### PROBLEM STATEMENT
Work through the material below and count the lines holding the word "with"; give that count and nothing more.

### SUPPLIED RECORDS

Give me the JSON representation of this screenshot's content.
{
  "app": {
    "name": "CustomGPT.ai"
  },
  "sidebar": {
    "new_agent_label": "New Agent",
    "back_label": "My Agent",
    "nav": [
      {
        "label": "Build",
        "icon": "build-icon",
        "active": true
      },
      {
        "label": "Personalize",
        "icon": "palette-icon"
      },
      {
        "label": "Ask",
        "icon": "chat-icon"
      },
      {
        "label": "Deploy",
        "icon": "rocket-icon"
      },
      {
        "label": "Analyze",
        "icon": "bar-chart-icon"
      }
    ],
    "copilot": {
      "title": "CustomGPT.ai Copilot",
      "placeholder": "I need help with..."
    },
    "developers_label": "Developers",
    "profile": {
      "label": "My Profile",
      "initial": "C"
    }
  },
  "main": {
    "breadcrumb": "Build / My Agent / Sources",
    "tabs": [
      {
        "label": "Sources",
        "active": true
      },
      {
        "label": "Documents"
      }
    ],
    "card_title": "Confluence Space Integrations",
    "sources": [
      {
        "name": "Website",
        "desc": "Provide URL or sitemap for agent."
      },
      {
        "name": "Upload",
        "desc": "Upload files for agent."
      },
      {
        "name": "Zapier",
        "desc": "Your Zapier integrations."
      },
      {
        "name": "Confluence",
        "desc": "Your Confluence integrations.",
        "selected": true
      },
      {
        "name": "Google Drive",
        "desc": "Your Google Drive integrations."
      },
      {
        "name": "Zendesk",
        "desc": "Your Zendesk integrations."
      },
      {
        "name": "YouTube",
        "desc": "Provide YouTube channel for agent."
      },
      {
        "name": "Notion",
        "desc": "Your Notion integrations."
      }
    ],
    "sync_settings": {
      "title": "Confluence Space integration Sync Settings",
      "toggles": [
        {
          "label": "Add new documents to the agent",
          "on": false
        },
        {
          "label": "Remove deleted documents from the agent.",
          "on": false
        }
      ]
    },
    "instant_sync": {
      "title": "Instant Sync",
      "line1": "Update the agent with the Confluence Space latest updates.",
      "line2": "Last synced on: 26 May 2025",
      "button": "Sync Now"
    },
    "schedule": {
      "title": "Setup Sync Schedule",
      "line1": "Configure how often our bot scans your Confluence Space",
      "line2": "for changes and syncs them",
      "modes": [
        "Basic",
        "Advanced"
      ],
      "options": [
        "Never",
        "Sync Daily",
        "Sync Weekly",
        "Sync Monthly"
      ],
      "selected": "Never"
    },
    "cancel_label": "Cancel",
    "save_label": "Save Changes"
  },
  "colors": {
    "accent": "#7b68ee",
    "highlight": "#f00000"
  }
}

### THE COMPLETED TASK
2